Task description ::
Write out the listing below without alteration, omitting its pictures.

[Figure record extracts]
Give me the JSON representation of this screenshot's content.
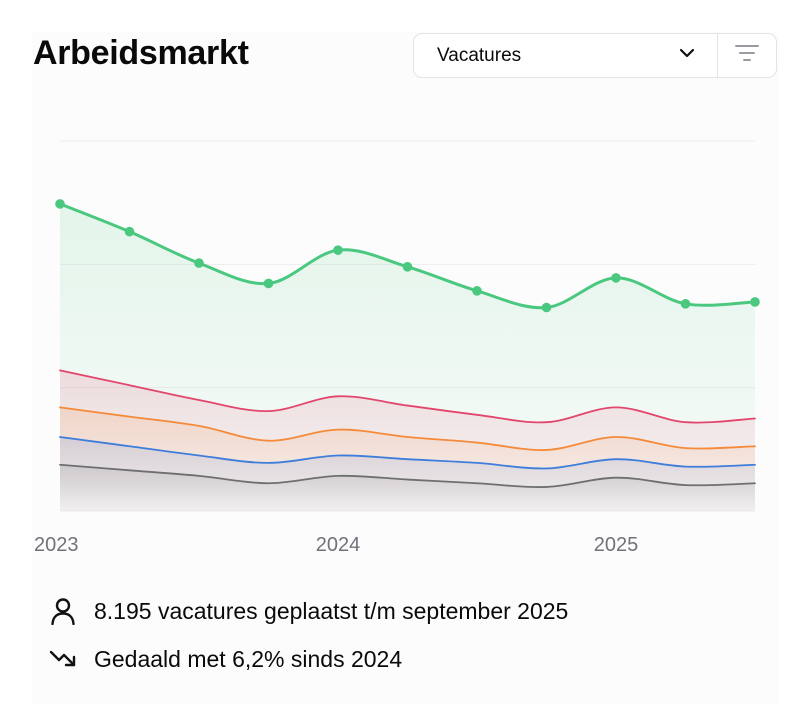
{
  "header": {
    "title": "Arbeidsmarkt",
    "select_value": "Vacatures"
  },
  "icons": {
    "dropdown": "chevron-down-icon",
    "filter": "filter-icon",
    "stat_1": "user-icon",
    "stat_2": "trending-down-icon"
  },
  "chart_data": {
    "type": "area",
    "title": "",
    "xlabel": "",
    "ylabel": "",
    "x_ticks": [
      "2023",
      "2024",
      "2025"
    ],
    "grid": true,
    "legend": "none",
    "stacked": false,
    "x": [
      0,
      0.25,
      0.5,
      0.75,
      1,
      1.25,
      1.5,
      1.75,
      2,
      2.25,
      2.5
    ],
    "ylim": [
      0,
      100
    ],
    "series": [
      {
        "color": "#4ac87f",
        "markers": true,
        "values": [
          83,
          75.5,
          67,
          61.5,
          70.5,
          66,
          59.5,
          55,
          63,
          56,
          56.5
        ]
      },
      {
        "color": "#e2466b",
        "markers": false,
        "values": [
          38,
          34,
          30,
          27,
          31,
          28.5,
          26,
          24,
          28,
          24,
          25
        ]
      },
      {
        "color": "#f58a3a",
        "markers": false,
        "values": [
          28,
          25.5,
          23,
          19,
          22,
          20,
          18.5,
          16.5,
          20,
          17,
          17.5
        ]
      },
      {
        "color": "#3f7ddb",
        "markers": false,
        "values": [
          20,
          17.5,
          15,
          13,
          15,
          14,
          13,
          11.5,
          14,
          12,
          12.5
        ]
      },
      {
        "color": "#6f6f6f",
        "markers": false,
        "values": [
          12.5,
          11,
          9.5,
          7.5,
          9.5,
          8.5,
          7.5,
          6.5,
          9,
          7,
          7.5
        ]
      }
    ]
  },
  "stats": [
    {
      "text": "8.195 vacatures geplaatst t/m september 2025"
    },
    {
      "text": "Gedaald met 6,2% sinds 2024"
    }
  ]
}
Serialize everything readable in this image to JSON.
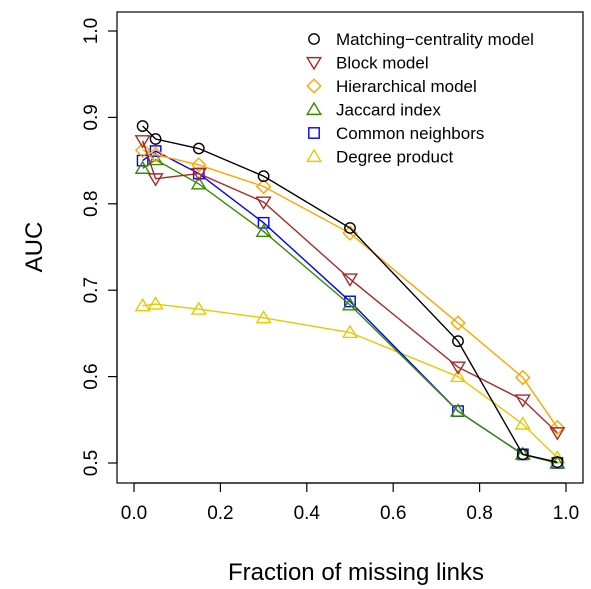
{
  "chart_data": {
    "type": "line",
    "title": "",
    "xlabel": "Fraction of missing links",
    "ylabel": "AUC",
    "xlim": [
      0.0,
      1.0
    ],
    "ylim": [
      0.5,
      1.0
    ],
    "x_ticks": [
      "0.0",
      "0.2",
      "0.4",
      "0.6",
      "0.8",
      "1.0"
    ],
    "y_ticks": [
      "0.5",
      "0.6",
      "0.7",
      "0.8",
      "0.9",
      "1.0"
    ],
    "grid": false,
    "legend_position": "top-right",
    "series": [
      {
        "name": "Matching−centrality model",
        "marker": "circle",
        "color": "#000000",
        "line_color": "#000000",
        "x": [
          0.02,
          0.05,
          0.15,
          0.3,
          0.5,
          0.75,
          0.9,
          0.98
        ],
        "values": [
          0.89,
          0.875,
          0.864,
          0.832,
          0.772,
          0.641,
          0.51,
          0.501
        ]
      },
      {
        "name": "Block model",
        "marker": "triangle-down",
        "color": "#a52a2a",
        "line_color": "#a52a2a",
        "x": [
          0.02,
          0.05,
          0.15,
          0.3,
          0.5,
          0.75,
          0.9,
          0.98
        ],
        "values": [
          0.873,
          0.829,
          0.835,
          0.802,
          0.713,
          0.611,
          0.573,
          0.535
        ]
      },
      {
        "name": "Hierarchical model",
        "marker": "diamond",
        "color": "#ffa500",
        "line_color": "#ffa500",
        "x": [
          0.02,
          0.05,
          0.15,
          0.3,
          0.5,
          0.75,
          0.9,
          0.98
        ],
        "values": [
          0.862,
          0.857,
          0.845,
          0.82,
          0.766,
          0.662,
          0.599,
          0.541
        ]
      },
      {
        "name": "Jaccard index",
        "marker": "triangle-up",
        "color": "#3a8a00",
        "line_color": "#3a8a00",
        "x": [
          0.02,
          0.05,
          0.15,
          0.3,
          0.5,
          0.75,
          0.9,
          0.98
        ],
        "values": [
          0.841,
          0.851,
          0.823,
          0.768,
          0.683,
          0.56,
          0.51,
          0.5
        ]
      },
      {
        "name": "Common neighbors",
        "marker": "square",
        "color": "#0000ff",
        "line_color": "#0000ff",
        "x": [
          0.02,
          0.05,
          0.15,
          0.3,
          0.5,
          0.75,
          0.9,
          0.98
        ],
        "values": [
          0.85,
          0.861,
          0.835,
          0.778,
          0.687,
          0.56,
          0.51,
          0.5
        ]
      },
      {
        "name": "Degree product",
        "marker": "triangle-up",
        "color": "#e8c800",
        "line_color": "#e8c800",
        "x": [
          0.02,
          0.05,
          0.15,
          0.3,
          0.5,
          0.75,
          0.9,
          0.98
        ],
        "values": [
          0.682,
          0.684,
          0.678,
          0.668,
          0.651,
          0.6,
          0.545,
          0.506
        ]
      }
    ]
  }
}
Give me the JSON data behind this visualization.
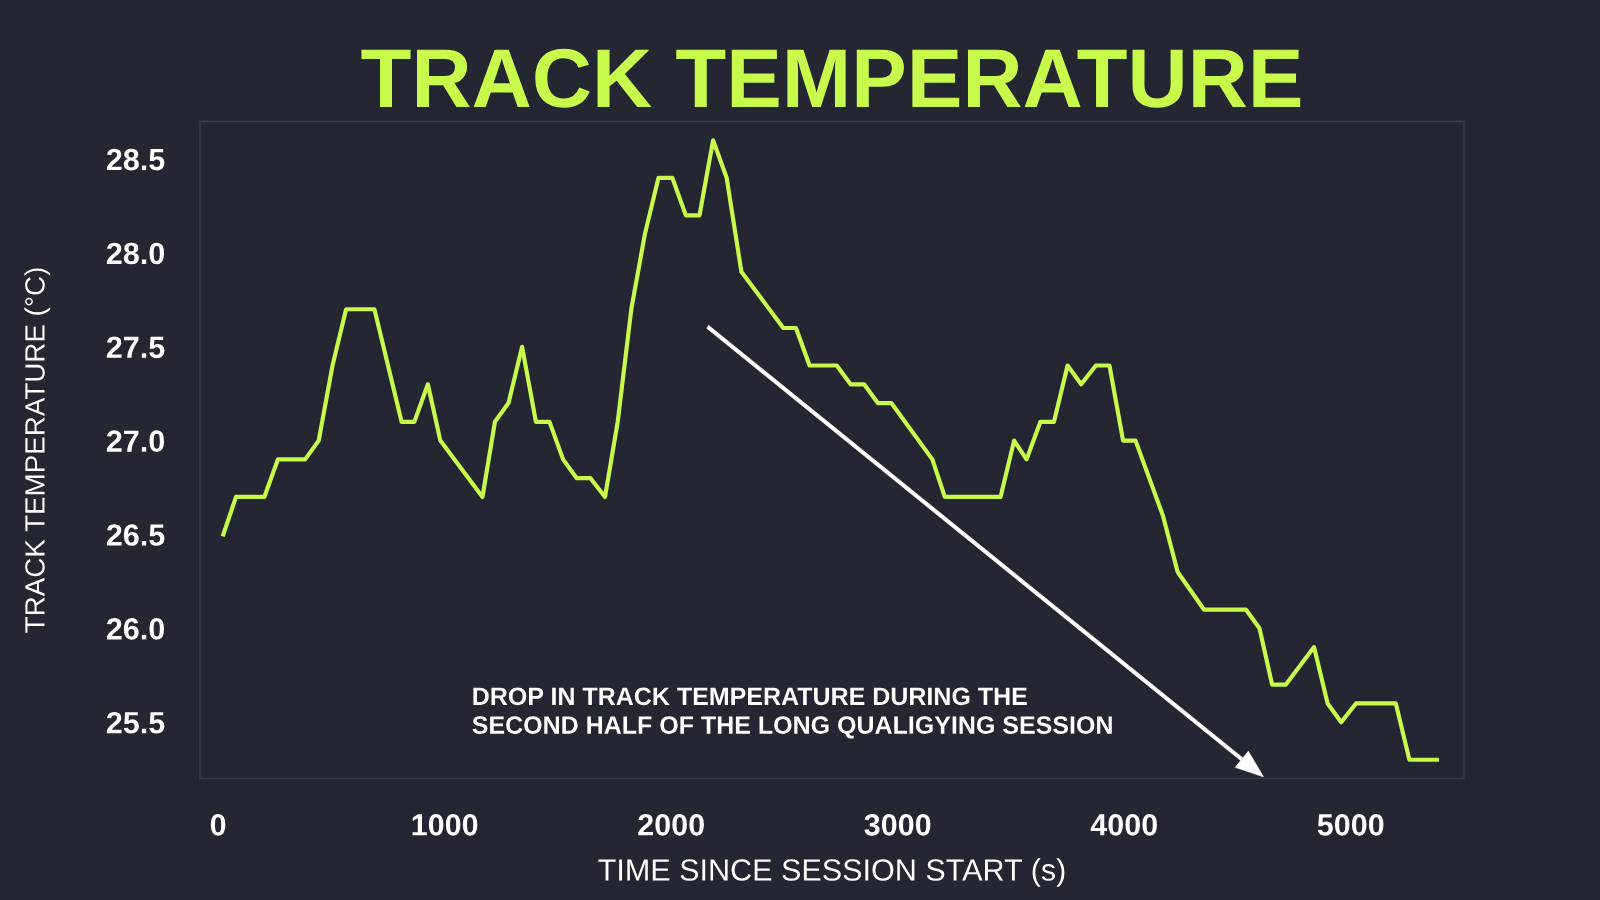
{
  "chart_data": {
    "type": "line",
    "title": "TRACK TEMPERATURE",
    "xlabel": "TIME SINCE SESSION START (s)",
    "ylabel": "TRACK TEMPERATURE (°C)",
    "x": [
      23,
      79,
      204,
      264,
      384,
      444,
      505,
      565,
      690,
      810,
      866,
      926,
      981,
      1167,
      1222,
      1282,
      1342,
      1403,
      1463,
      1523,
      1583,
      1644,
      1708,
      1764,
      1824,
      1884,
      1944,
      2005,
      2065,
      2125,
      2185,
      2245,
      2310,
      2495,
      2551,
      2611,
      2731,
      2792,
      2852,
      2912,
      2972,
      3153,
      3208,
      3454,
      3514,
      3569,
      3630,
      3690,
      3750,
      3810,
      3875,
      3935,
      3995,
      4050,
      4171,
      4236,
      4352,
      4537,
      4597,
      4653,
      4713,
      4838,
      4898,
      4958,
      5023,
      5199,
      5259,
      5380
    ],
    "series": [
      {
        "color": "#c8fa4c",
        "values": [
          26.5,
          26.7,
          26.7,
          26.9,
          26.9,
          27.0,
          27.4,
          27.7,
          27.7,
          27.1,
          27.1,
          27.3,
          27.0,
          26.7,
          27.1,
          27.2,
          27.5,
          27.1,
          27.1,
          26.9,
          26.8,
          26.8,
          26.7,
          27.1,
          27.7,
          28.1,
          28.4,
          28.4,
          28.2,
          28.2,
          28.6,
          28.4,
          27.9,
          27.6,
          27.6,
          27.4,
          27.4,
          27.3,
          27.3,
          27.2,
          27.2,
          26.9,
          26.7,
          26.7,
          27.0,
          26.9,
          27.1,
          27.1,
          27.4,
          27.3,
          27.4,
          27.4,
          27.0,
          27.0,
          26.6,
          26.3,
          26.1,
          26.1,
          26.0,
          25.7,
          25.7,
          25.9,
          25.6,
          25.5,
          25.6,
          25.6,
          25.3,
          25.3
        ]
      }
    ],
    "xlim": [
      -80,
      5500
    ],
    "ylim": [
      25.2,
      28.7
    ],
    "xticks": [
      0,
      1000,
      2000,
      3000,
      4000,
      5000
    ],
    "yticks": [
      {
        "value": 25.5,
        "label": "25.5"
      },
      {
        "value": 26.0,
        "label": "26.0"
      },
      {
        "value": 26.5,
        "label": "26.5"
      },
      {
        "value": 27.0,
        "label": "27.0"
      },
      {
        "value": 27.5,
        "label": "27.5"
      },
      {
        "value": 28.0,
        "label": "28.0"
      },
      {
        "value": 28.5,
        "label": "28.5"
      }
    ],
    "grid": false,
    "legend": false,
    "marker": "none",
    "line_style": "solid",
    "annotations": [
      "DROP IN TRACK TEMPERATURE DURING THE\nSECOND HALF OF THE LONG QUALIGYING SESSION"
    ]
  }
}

Output of the task ::
Give me the JSON representation of this screenshot's content.
{
  "header": {
    "title": "Arbeidsmarkt",
    "select_value": "Vacatures"
  },
  "icons": {
    "dropdown": "chevron-down-icon",
    "filter": "filter-icon",
    "stat_1": "user-icon",
    "stat_2": "trending-down-icon"
  },
  "chart_data": {
    "type": "area",
    "title": "",
    "xlabel": "",
    "ylabel": "",
    "x_ticks": [
      "2023",
      "2024",
      "2025"
    ],
    "grid": true,
    "legend": "none",
    "stacked": false,
    "x": [
      0,
      0.25,
      0.5,
      0.75,
      1,
      1.25,
      1.5,
      1.75,
      2,
      2.25,
      2.5
    ],
    "ylim": [
      0,
      100
    ],
    "series": [
      {
        "color": "#4ac87f",
        "markers": true,
        "values": [
          83,
          75.5,
          67,
          61.5,
          70.5,
          66,
          59.5,
          55,
          63,
          56,
          56.5
        ]
      },
      {
        "color": "#e2466b",
        "markers": false,
        "values": [
          38,
          34,
          30,
          27,
          31,
          28.5,
          26,
          24,
          28,
          24,
          25
        ]
      },
      {
        "color": "#f58a3a",
        "markers": false,
        "values": [
          28,
          25.5,
          23,
          19,
          22,
          20,
          18.5,
          16.5,
          20,
          17,
          17.5
        ]
      },
      {
        "color": "#3f7ddb",
        "markers": false,
        "values": [
          20,
          17.5,
          15,
          13,
          15,
          14,
          13,
          11.5,
          14,
          12,
          12.5
        ]
      },
      {
        "color": "#6f6f6f",
        "markers": false,
        "values": [
          12.5,
          11,
          9.5,
          7.5,
          9.5,
          8.5,
          7.5,
          6.5,
          9,
          7,
          7.5
        ]
      }
    ]
  },
  "stats": [
    {
      "text": "8.195 vacatures geplaatst t/m september 2025"
    },
    {
      "text": "Gedaald met 6,2% sinds 2024"
    }
  ]
}
Serialize everything readable in this image to JSON.
{
  "chart_data": {
    "type": "line",
    "title": "",
    "xlabel": "Fraction of missing links",
    "ylabel": "AUC",
    "xlim": [
      0.0,
      1.0
    ],
    "ylim": [
      0.5,
      1.0
    ],
    "x_ticks": [
      "0.0",
      "0.2",
      "0.4",
      "0.6",
      "0.8",
      "1.0"
    ],
    "y_ticks": [
      "0.5",
      "0.6",
      "0.7",
      "0.8",
      "0.9",
      "1.0"
    ],
    "grid": false,
    "legend_position": "top-right",
    "series": [
      {
        "name": "Matching−centrality model",
        "marker": "circle",
        "color": "#000000",
        "line_color": "#000000",
        "x": [
          0.02,
          0.05,
          0.15,
          0.3,
          0.5,
          0.75,
          0.9,
          0.98
        ],
        "values": [
          0.89,
          0.875,
          0.864,
          0.832,
          0.772,
          0.641,
          0.51,
          0.501
        ]
      },
      {
        "name": "Block model",
        "marker": "triangle-down",
        "color": "#a52a2a",
        "line_color": "#a52a2a",
        "x": [
          0.02,
          0.05,
          0.15,
          0.3,
          0.5,
          0.75,
          0.9,
          0.98
        ],
        "values": [
          0.873,
          0.829,
          0.835,
          0.802,
          0.713,
          0.611,
          0.573,
          0.535
        ]
      },
      {
        "name": "Hierarchical model",
        "marker": "diamond",
        "color": "#ffa500",
        "line_color": "#ffa500",
        "x": [
          0.02,
          0.05,
          0.15,
          0.3,
          0.5,
          0.75,
          0.9,
          0.98
        ],
        "values": [
          0.862,
          0.857,
          0.845,
          0.82,
          0.766,
          0.662,
          0.599,
          0.541
        ]
      },
      {
        "name": "Jaccard index",
        "marker": "triangle-up",
        "color": "#3a8a00",
        "line_color": "#3a8a00",
        "x": [
          0.02,
          0.05,
          0.15,
          0.3,
          0.5,
          0.75,
          0.9,
          0.98
        ],
        "values": [
          0.841,
          0.851,
          0.823,
          0.768,
          0.683,
          0.56,
          0.51,
          0.5
        ]
      },
      {
        "name": "Common neighbors",
        "marker": "square",
        "color": "#0000ff",
        "line_color": "#0000ff",
        "x": [
          0.02,
          0.05,
          0.15,
          0.3,
          0.5,
          0.75,
          0.9,
          0.98
        ],
        "values": [
          0.85,
          0.861,
          0.835,
          0.778,
          0.687,
          0.56,
          0.51,
          0.5
        ]
      },
      {
        "name": "Degree product",
        "marker": "triangle-up",
        "color": "#e8c800",
        "line_color": "#e8c800",
        "x": [
          0.02,
          0.05,
          0.15,
          0.3,
          0.5,
          0.75,
          0.9,
          0.98
        ],
        "values": [
          0.682,
          0.684,
          0.678,
          0.668,
          0.651,
          0.6,
          0.545,
          0.506
        ]
      }
    ]
  }
}
Give me the JSON data behind this visualization.
{
  "chart_data": {
    "type": "line",
    "title": "TRACK TEMPERATURE",
    "xlabel": "TIME SINCE SESSION START (s)",
    "ylabel": "TRACK TEMPERATURE (°C)",
    "x": [
      23,
      79,
      204,
      264,
      384,
      444,
      505,
      565,
      690,
      810,
      866,
      926,
      981,
      1167,
      1222,
      1282,
      1342,
      1403,
      1463,
      1523,
      1583,
      1644,
      1708,
      1764,
      1824,
      1884,
      1944,
      2005,
      2065,
      2125,
      2185,
      2245,
      2310,
      2495,
      2551,
      2611,
      2731,
      2792,
      2852,
      2912,
      2972,
      3153,
      3208,
      3454,
      3514,
      3569,
      3630,
      3690,
      3750,
      3810,
      3875,
      3935,
      3995,
      4050,
      4171,
      4236,
      4352,
      4537,
      4597,
      4653,
      4713,
      4838,
      4898,
      4958,
      5023,
      5199,
      5259,
      5380
    ],
    "series": [
      {
        "color": "#c8fa4c",
        "values": [
          26.5,
          26.7,
          26.7,
          26.9,
          26.9,
          27.0,
          27.4,
          27.7,
          27.7,
          27.1,
          27.1,
          27.3,
          27.0,
          26.7,
          27.1,
          27.2,
          27.5,
          27.1,
          27.1,
          26.9,
          26.8,
          26.8,
          26.7,
          27.1,
          27.7,
          28.1,
          28.4,
          28.4,
          28.2,
          28.2,
          28.6,
          28.4,
          27.9,
          27.6,
          27.6,
          27.4,
          27.4,
          27.3,
          27.3,
          27.2,
          27.2,
          26.9,
          26.7,
          26.7,
          27.0,
          26.9,
          27.1,
          27.1,
          27.4,
          27.3,
          27.4,
          27.4,
          27.0,
          27.0,
          26.6,
          26.3,
          26.1,
          26.1,
          26.0,
          25.7,
          25.7,
          25.9,
          25.6,
          25.5,
          25.6,
          25.6,
          25.3,
          25.3
        ]
      }
    ],
    "xlim": [
      -80,
      5500
    ],
    "ylim": [
      25.2,
      28.7
    ],
    "xticks": [
      0,
      1000,
      2000,
      3000,
      4000,
      5000
    ],
    "yticks": [
      {
        "value": 25.5,
        "label": "25.5"
      },
      {
        "value": 26.0,
        "label": "26.0"
      },
      {
        "value": 26.5,
        "label": "26.5"
      },
      {
        "value": 27.0,
        "label": "27.0"
      },
      {
        "value": 27.5,
        "label": "27.5"
      },
      {
        "value": 28.0,
        "label": "28.0"
      },
      {
        "value": 28.5,
        "label": "28.5"
      }
    ],
    "grid": false,
    "legend": false,
    "marker": "none",
    "line_style": "solid",
    "annotations": [
      "DROP IN TRACK TEMPERATURE DURING THE\nSECOND HALF OF THE LONG QUALIGYING SESSION"
    ]
  }
}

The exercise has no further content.